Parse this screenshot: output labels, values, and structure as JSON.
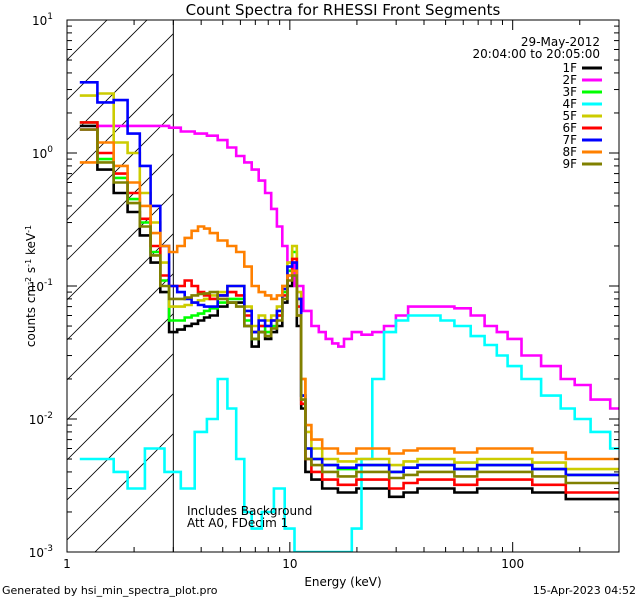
{
  "chart_data": {
    "type": "line",
    "title": "Count Spectra for RHESSI Front Segments",
    "xlabel": "Energy (keV)",
    "ylabel_main": "counts cm",
    "ylabel_exp1": "-2",
    "ylabel_mid": " s",
    "ylabel_exp2": "-1",
    "ylabel_end": " keV",
    "ylabel_exp3": "-1",
    "x_scale": "log",
    "y_scale": "log",
    "xlim": [
      1,
      300
    ],
    "ylim": [
      0.001,
      10
    ],
    "x_tick_labels": [
      {
        "value": 1,
        "label": "1"
      },
      {
        "value": 10,
        "label": "10"
      },
      {
        "value": 100,
        "label": "100"
      }
    ],
    "y_tick_labels": [
      {
        "value": 10,
        "base": "10",
        "exp": "1"
      },
      {
        "value": 1,
        "base": "10",
        "exp": "0"
      },
      {
        "value": 0.1,
        "base": "10",
        "exp": "-1"
      },
      {
        "value": 0.01,
        "base": "10",
        "exp": "-2"
      },
      {
        "value": 0.001,
        "base": "10",
        "exp": "-3"
      }
    ],
    "hatch_region": {
      "x_min": 1,
      "x_max": 3
    },
    "date": "29-May-2012",
    "time_range": "20:04:00 to 20:05:00",
    "annotation_line1": "Includes Background",
    "annotation_line2": "Att A0, FDecim 1",
    "footer_left": "Generated by hsi_min_spectra_plot.pro",
    "footer_right": "15-Apr-2023 04:52",
    "series": [
      {
        "name": "1F",
        "color": "#000000",
        "x": [
          1.25,
          1.5,
          1.75,
          2.0,
          2.25,
          2.5,
          2.75,
          3.0,
          3.25,
          3.5,
          3.75,
          4.0,
          4.25,
          4.5,
          5.0,
          5.5,
          6.0,
          6.5,
          7.0,
          7.5,
          8.0,
          8.5,
          9.0,
          9.5,
          10.0,
          10.5,
          11.0,
          11.5,
          12.0,
          13.0,
          15.0,
          18.0,
          22.0,
          26.0,
          30.0,
          35.0,
          40.0,
          50.0,
          60.0,
          80.0,
          100.0,
          150.0,
          200.0,
          250.0,
          300.0
        ],
        "y": [
          1.6,
          0.75,
          0.5,
          0.36,
          0.24,
          0.15,
          0.09,
          0.045,
          0.047,
          0.05,
          0.052,
          0.055,
          0.058,
          0.06,
          0.07,
          0.075,
          0.075,
          0.05,
          0.035,
          0.045,
          0.04,
          0.045,
          0.05,
          0.075,
          0.1,
          0.11,
          0.05,
          0.012,
          0.004,
          0.0035,
          0.003,
          0.0028,
          0.003,
          0.003,
          0.0026,
          0.0028,
          0.003,
          0.003,
          0.0028,
          0.003,
          0.003,
          0.0028,
          0.0025,
          0.0025,
          0.0025
        ]
      },
      {
        "name": "2F",
        "color": "#ff00ff",
        "x": [
          1.25,
          1.5,
          1.75,
          2.0,
          2.25,
          2.5,
          2.75,
          3.0,
          3.5,
          4.0,
          4.5,
          5.0,
          5.5,
          6.0,
          6.5,
          7.0,
          7.5,
          8.0,
          8.5,
          9.0,
          9.5,
          10.0,
          11.0,
          12.0,
          13.0,
          14.0,
          15.0,
          16.0,
          17.0,
          18.0,
          20.0,
          22.0,
          25.0,
          28.0,
          32.0,
          36.0,
          40.0,
          45.0,
          50.0,
          60.0,
          70.0,
          80.0,
          90.0,
          100.0,
          120.0,
          150.0,
          180.0,
          200.0,
          250.0,
          300.0
        ],
        "y": [
          1.5,
          1.6,
          1.6,
          1.6,
          1.6,
          1.6,
          1.6,
          1.55,
          1.45,
          1.4,
          1.35,
          1.25,
          1.1,
          0.95,
          0.85,
          0.75,
          0.62,
          0.5,
          0.38,
          0.28,
          0.2,
          0.15,
          0.1,
          0.065,
          0.05,
          0.045,
          0.04,
          0.037,
          0.035,
          0.04,
          0.045,
          0.043,
          0.045,
          0.05,
          0.06,
          0.07,
          0.07,
          0.07,
          0.07,
          0.068,
          0.06,
          0.05,
          0.045,
          0.04,
          0.03,
          0.025,
          0.02,
          0.018,
          0.014,
          0.012
        ]
      },
      {
        "name": "3F",
        "color": "#00ff00",
        "x": [
          1.25,
          1.5,
          1.75,
          2.0,
          2.25,
          2.5,
          2.75,
          3.0,
          3.25,
          3.5,
          3.75,
          4.0,
          4.25,
          4.5,
          5.0,
          5.5,
          6.0,
          6.5,
          7.0,
          7.5,
          8.0,
          8.5,
          9.0,
          9.5,
          10.0,
          10.5,
          11.0,
          11.5,
          12.0,
          13.0,
          15.0,
          18.0,
          22.0,
          26.0,
          30.0,
          35.0,
          40.0,
          50.0,
          60.0,
          80.0,
          100.0,
          150.0,
          200.0,
          250.0,
          300.0
        ],
        "y": [
          1.7,
          0.9,
          0.65,
          0.45,
          0.3,
          0.18,
          0.11,
          0.055,
          0.055,
          0.058,
          0.06,
          0.062,
          0.065,
          0.068,
          0.075,
          0.08,
          0.08,
          0.055,
          0.04,
          0.05,
          0.045,
          0.05,
          0.06,
          0.09,
          0.13,
          0.18,
          0.08,
          0.015,
          0.006,
          0.005,
          0.0045,
          0.0042,
          0.0045,
          0.0045,
          0.004,
          0.0043,
          0.0045,
          0.0045,
          0.0042,
          0.0045,
          0.0045,
          0.0042,
          0.0038,
          0.0038,
          0.0038
        ]
      },
      {
        "name": "4F",
        "color": "#00ffff",
        "x": [
          1.25,
          1.5,
          1.75,
          2.0,
          2.5,
          3.0,
          3.5,
          4.0,
          4.5,
          5.0,
          5.5,
          6.0,
          6.5,
          7.0,
          8.0,
          9.0,
          10.0,
          11.0,
          12.0,
          13.0,
          15.0,
          18.0,
          20.0,
          22.0,
          25.0,
          28.0,
          32.0,
          36.0,
          40.0,
          45.0,
          50.0,
          60.0,
          70.0,
          80.0,
          90.0,
          100.0,
          120.0,
          150.0,
          180.0,
          200.0,
          250.0,
          300.0
        ],
        "y": [
          0.005,
          0.005,
          0.004,
          0.003,
          0.006,
          0.004,
          0.003,
          0.008,
          0.01,
          0.02,
          0.012,
          0.005,
          0.002,
          0.0015,
          0.002,
          0.003,
          0.0015,
          0.001,
          0.001,
          0.001,
          0.001,
          0.001,
          0.0015,
          0.005,
          0.02,
          0.045,
          0.055,
          0.06,
          0.06,
          0.06,
          0.055,
          0.05,
          0.042,
          0.036,
          0.03,
          0.025,
          0.02,
          0.015,
          0.012,
          0.01,
          0.008,
          0.006
        ]
      },
      {
        "name": "5F",
        "color": "#cccc00",
        "x": [
          1.25,
          1.5,
          1.75,
          2.0,
          2.25,
          2.5,
          2.75,
          3.0,
          3.25,
          3.5,
          3.75,
          4.0,
          4.25,
          4.5,
          5.0,
          5.5,
          6.0,
          6.5,
          7.0,
          7.5,
          8.0,
          8.5,
          9.0,
          9.5,
          10.0,
          10.5,
          11.0,
          11.5,
          12.0,
          13.0,
          15.0,
          18.0,
          22.0,
          26.0,
          30.0,
          35.0,
          40.0,
          50.0,
          60.0,
          80.0,
          100.0,
          150.0,
          200.0,
          250.0,
          300.0
        ],
        "y": [
          2.7,
          2.8,
          1.2,
          1.0,
          0.5,
          0.3,
          0.15,
          0.07,
          0.07,
          0.072,
          0.075,
          0.078,
          0.08,
          0.085,
          0.09,
          0.1,
          0.1,
          0.07,
          0.05,
          0.06,
          0.055,
          0.06,
          0.07,
          0.1,
          0.15,
          0.2,
          0.09,
          0.02,
          0.008,
          0.006,
          0.005,
          0.0048,
          0.005,
          0.005,
          0.0045,
          0.0048,
          0.005,
          0.005,
          0.0047,
          0.005,
          0.005,
          0.0047,
          0.0042,
          0.0042,
          0.0042
        ]
      },
      {
        "name": "6F",
        "color": "#ff0000",
        "x": [
          1.25,
          1.5,
          1.75,
          2.0,
          2.25,
          2.5,
          2.75,
          3.0,
          3.25,
          3.5,
          3.75,
          4.0,
          4.25,
          4.5,
          5.0,
          5.5,
          6.0,
          6.5,
          7.0,
          7.5,
          8.0,
          8.5,
          9.0,
          9.5,
          10.0,
          10.5,
          11.0,
          11.5,
          12.0,
          13.0,
          15.0,
          18.0,
          22.0,
          26.0,
          30.0,
          35.0,
          40.0,
          50.0,
          60.0,
          80.0,
          100.0,
          150.0,
          200.0,
          250.0,
          300.0
        ],
        "y": [
          1.7,
          1.0,
          0.7,
          0.5,
          0.32,
          0.2,
          0.12,
          0.1,
          0.1,
          0.11,
          0.1,
          0.09,
          0.085,
          0.08,
          0.085,
          0.09,
          0.085,
          0.06,
          0.045,
          0.05,
          0.05,
          0.055,
          0.06,
          0.085,
          0.12,
          0.16,
          0.07,
          0.013,
          0.005,
          0.004,
          0.0035,
          0.0032,
          0.0035,
          0.0035,
          0.003,
          0.0033,
          0.0035,
          0.0035,
          0.0032,
          0.0035,
          0.0035,
          0.0032,
          0.0028,
          0.0028,
          0.0028
        ]
      },
      {
        "name": "7F",
        "color": "#0000ff",
        "x": [
          1.25,
          1.5,
          1.75,
          2.0,
          2.25,
          2.5,
          2.75,
          3.0,
          3.25,
          3.5,
          3.75,
          4.0,
          4.25,
          4.5,
          5.0,
          5.5,
          6.0,
          6.5,
          7.0,
          7.5,
          8.0,
          8.5,
          9.0,
          9.5,
          10.0,
          10.5,
          11.0,
          11.5,
          12.0,
          13.0,
          15.0,
          18.0,
          22.0,
          26.0,
          30.0,
          35.0,
          40.0,
          50.0,
          60.0,
          80.0,
          100.0,
          150.0,
          200.0,
          250.0,
          300.0
        ],
        "y": [
          3.4,
          2.4,
          2.5,
          1.4,
          0.8,
          0.4,
          0.2,
          0.1,
          0.09,
          0.08,
          0.075,
          0.072,
          0.07,
          0.07,
          0.085,
          0.1,
          0.1,
          0.065,
          0.045,
          0.055,
          0.05,
          0.055,
          0.065,
          0.095,
          0.14,
          0.15,
          0.08,
          0.015,
          0.006,
          0.005,
          0.0045,
          0.0043,
          0.0045,
          0.0045,
          0.004,
          0.0043,
          0.0045,
          0.0045,
          0.0042,
          0.0045,
          0.0045,
          0.0042,
          0.0038,
          0.0038,
          0.0038
        ]
      },
      {
        "name": "8F",
        "color": "#ff8000",
        "x": [
          1.25,
          1.5,
          1.75,
          2.0,
          2.25,
          2.5,
          2.75,
          3.0,
          3.25,
          3.5,
          3.75,
          4.0,
          4.25,
          4.5,
          5.0,
          5.5,
          6.0,
          6.5,
          7.0,
          7.5,
          8.0,
          8.5,
          9.0,
          9.5,
          10.0,
          10.5,
          11.0,
          11.5,
          12.0,
          13.0,
          15.0,
          18.0,
          22.0,
          26.0,
          30.0,
          35.0,
          40.0,
          50.0,
          60.0,
          80.0,
          100.0,
          150.0,
          200.0,
          250.0,
          300.0
        ],
        "y": [
          0.85,
          1.2,
          0.8,
          0.6,
          0.4,
          0.25,
          0.2,
          0.18,
          0.2,
          0.23,
          0.26,
          0.28,
          0.27,
          0.25,
          0.22,
          0.2,
          0.18,
          0.14,
          0.1,
          0.09,
          0.085,
          0.08,
          0.085,
          0.1,
          0.12,
          0.13,
          0.06,
          0.02,
          0.009,
          0.007,
          0.006,
          0.0055,
          0.006,
          0.006,
          0.0055,
          0.0058,
          0.006,
          0.006,
          0.0056,
          0.006,
          0.006,
          0.0056,
          0.005,
          0.005,
          0.005
        ]
      },
      {
        "name": "9F",
        "color": "#808000",
        "x": [
          1.25,
          1.5,
          1.75,
          2.0,
          2.25,
          2.5,
          2.75,
          3.0,
          3.25,
          3.5,
          3.75,
          4.0,
          4.25,
          4.5,
          5.0,
          5.5,
          6.0,
          6.5,
          7.0,
          7.5,
          8.0,
          8.5,
          9.0,
          9.5,
          10.0,
          10.5,
          11.0,
          11.5,
          12.0,
          13.0,
          15.0,
          18.0,
          22.0,
          26.0,
          30.0,
          35.0,
          40.0,
          50.0,
          60.0,
          80.0,
          100.0,
          150.0,
          200.0,
          250.0,
          300.0
        ],
        "y": [
          1.5,
          0.85,
          0.6,
          0.42,
          0.28,
          0.17,
          0.1,
          0.08,
          0.08,
          0.082,
          0.085,
          0.087,
          0.088,
          0.09,
          0.08,
          0.075,
          0.07,
          0.05,
          0.04,
          0.045,
          0.042,
          0.048,
          0.055,
          0.08,
          0.11,
          0.12,
          0.06,
          0.014,
          0.005,
          0.0045,
          0.004,
          0.0037,
          0.004,
          0.004,
          0.0036,
          0.0038,
          0.004,
          0.004,
          0.0037,
          0.004,
          0.004,
          0.0037,
          0.0033,
          0.0033,
          0.0033
        ]
      }
    ]
  }
}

☆ ☆ ☆ ☆ ☆

• **EXERCISE OBJECTIVE**
In the entries above, locate every line with the word "color" and copy it.

• **EXERCISE RESPONSE**
        "color": "#000000",
        "color": "#ff00ff",
        "color": "#00ff00",
        "color": "#00ffff",
        "color": "#cccc00",
        "color": "#ff0000",
        "color": "#0000ff",
        "color": "#ff8000",
        "color": "#808000",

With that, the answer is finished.